_Requirement_
In the material below, find all lines with the string "FixedInterval" and copy them.
═════ Exercise materials
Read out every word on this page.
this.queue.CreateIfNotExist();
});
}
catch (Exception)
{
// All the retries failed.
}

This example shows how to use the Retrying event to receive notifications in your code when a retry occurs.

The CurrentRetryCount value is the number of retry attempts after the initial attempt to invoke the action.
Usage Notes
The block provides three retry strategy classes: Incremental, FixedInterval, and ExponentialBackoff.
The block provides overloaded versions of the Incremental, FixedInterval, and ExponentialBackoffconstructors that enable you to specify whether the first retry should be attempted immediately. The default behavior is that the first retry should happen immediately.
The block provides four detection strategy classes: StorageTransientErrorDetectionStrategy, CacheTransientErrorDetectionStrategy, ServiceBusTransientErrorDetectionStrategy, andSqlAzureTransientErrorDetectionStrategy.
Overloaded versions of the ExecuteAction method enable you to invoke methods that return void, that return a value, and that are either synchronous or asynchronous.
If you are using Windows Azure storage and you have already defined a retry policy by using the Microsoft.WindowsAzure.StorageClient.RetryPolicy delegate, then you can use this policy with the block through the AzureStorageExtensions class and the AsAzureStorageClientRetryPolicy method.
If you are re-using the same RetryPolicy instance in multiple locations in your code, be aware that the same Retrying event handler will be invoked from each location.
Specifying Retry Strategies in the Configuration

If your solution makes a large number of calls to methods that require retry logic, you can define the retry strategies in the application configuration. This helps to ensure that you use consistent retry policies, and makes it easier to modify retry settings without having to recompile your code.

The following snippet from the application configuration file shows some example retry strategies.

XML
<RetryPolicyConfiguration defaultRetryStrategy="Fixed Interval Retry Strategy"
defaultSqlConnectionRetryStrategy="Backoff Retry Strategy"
══════════
_Written response_
The block provides three retry strategy classes: Incremental, FixedInterval, and ExponentialBackoff.
The block provides overloaded versions of the Incremental, FixedInterval, and ExponentialBackoffconstructors that enable you to specify whether the first retry should be attempted immediately. The default behavior is that the first retry should happen immediately.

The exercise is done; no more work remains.